| SET TASK |
State how many lines contain "tương", and write nothing except that count.

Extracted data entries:
^^^^

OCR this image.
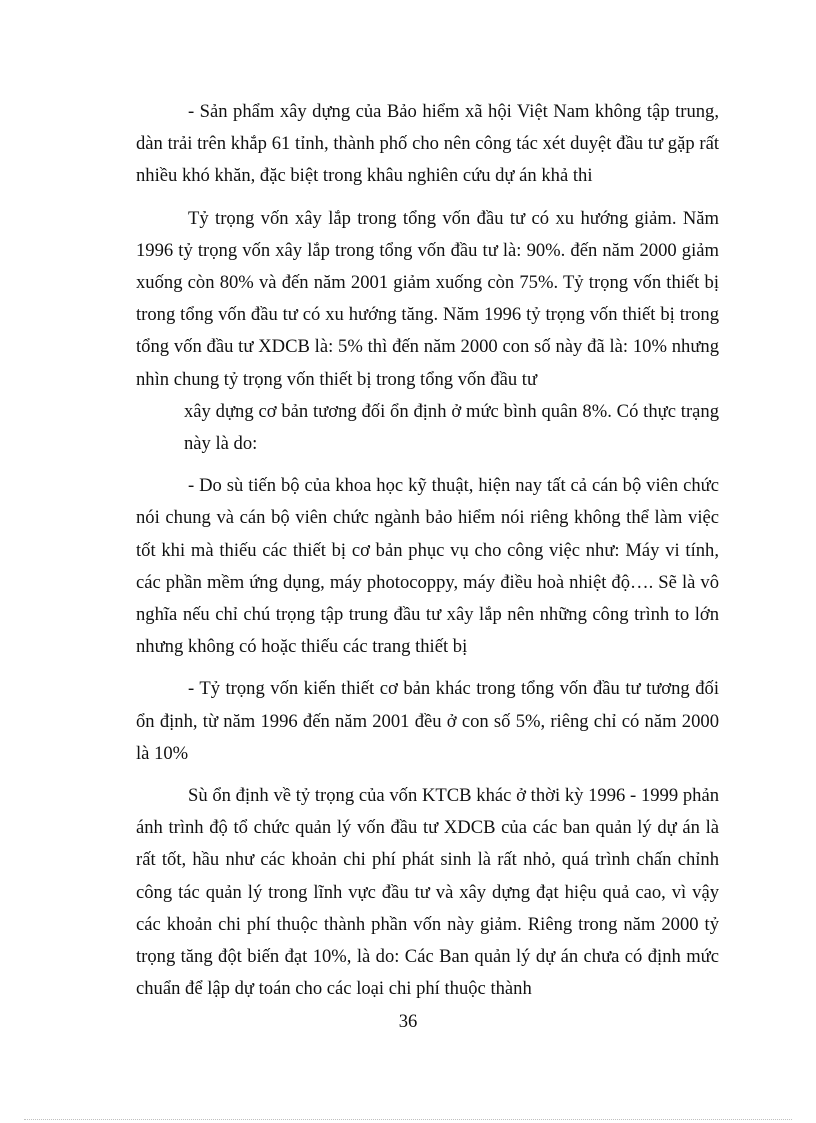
- Sản phẩm xây dựng của Bảo hiểm xã hội Việt Nam không tập trung, dàn trải trên khắp 61 tỉnh, thành phố cho nên công tác xét duyệt đầu tư gặp rất nhiều khó khăn, đặc biệt trong khâu nghiên cứu dự án khả thi

Tỷ trọng vốn xây lắp trong tổng vốn đầu tư có xu hướng giảm. Năm 1996 tỷ trọng vốn xây lắp trong tổng vốn đầu tư là: 90%. đến năm 2000 giảm xuống còn 80% và đến năm 2001 giảm xuống còn 75%. Tỷ trọng vốn thiết bị trong tổng vốn đầu tư có xu hướng tăng. Năm 1996 tỷ trọng vốn thiết bị trong tổng vốn đầu tư XDCB là: 5% thì đến năm 2000 con số này đã là: 10% nhưng nhìn chung tỷ trọng vốn thiết bị trong tổng vốn đầu tư

xây dựng cơ bản tương đối ổn định ở mức bình quân 8%. Có thực trạng này là do:

- Do sù tiến bộ của khoa học kỹ thuật, hiện nay tất cả cán bộ viên chức nói chung và cán bộ viên chức ngành bảo hiểm nói riêng không thể làm việc tốt khi mà thiếu các thiết bị cơ bản phục vụ cho công việc như: Máy vi tính, các phần mềm ứng dụng, máy photocoppy, máy điều hoà nhiệt độ…. Sẽ là vô nghĩa nếu chỉ chú trọng tập trung đầu tư xây lắp nên những công trình to lớn nhưng không có hoặc thiếu các trang thiết bị

- Tỷ trọng vốn kiến thiết cơ bản khác trong tổng vốn đầu tư tương đối ổn định, từ năm 1996 đến năm 2001 đều ở con số 5%, riêng chỉ có năm 2000 là 10%

Sù ổn định về tỷ trọng của vốn KTCB khác ở thời kỳ 1996 - 1999 phản ánh trình độ tổ chức quản lý vốn đầu tư XDCB của các ban quản lý dự án là rất tốt, hầu như các khoản chi phí phát sinh là rất nhỏ, quá trình chấn chỉnh công tác quản lý trong lĩnh vực đầu tư và xây dựng đạt hiệu quả cao, vì vậy các khoản chi phí thuộc thành phần vốn này giảm. Riêng trong năm 2000 tỷ trọng tăng đột biến đạt 10%, là do: Các Ban quản lý dự án chưa có định mức chuẩn để lập dự toán cho các loại chi phí thuộc thành

36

^^^^

| WRITTEN ANSWER |
2